#### Description of the task:
Give the number of lines that include the string "Auto", nothing more.

#### Data for the task:

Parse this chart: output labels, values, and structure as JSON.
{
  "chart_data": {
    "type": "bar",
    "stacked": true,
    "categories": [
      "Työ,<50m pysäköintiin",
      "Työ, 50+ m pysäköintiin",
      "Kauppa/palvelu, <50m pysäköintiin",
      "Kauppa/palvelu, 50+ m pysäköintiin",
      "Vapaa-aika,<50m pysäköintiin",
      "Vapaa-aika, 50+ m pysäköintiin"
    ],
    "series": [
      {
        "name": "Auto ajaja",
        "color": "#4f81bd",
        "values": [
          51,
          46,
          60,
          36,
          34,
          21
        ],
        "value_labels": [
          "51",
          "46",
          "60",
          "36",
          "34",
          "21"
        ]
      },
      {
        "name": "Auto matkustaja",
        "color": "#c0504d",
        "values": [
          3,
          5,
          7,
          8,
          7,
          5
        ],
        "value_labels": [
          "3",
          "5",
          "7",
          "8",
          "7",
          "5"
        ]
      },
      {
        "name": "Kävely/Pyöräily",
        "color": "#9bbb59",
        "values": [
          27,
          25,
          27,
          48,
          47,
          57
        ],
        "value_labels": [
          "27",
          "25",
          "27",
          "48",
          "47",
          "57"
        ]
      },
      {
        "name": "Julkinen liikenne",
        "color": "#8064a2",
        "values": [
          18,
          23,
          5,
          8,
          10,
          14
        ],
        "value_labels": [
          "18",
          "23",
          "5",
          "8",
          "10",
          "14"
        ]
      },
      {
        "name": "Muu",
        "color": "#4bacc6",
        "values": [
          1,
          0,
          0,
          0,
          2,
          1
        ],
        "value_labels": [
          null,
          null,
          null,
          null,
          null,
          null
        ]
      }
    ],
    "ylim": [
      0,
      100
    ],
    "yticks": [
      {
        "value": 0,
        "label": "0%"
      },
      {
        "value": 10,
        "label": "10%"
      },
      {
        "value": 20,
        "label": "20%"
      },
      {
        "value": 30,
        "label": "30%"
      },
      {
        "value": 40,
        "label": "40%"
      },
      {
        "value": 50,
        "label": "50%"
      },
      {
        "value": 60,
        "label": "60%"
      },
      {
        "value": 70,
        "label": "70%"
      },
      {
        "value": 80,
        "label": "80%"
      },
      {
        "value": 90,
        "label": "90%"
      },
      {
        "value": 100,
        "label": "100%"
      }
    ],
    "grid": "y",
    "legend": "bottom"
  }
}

#### Result for this task:
2